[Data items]
[BEGIN]

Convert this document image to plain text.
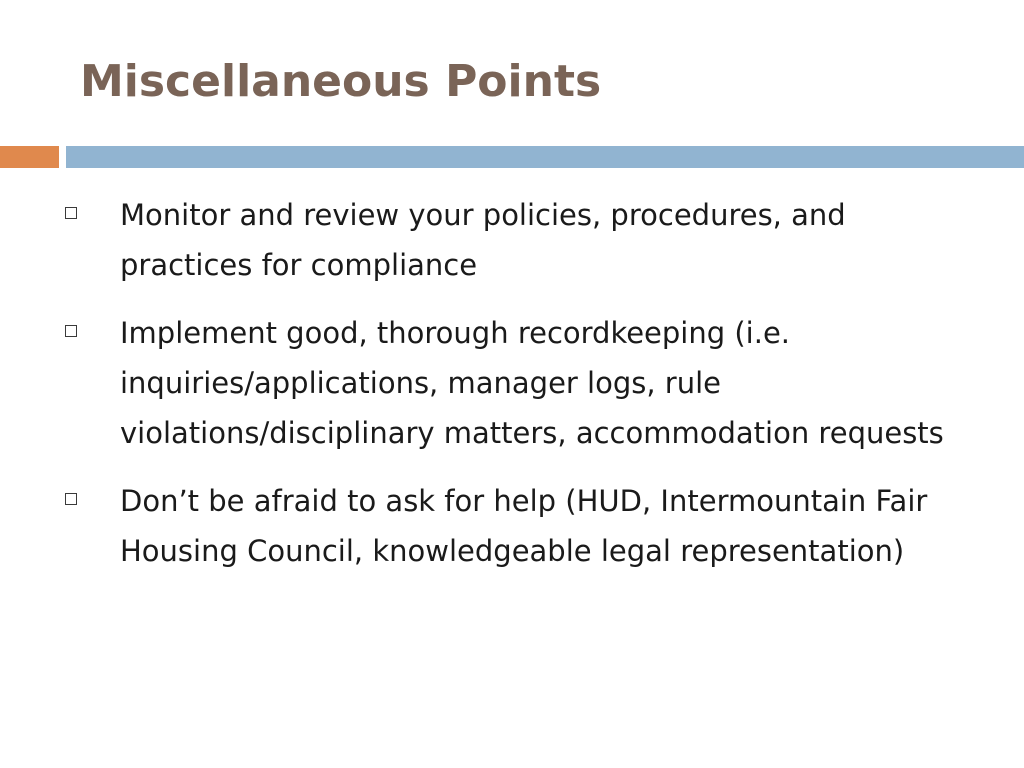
Miscellaneous Points
Monitor and review your policies, procedures, and practices for compliance
Implement good, thorough recordkeeping (i.e. inquiries/applications, manager logs, rule violations/disciplinary matters, accommodation requests
Don’t be afraid to ask for help (HUD, Intermountain Fair Housing Council, knowledgeable legal representation)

[END]

*Task to carry out:* Restate the whole listing above exactly, please, omitting every image.

*Completed exercise:*
Convert this document image to plain text.
Miscellaneous Points
Monitor and review your policies, procedures, and practices for compliance
Implement good, thorough recordkeeping (i.e. inquiries/applications, manager logs, rule violations/disciplinary matters, accommodation requests
Don’t be afraid to ask for help (HUD, Intermountain Fair Housing Council, knowledgeable legal representation)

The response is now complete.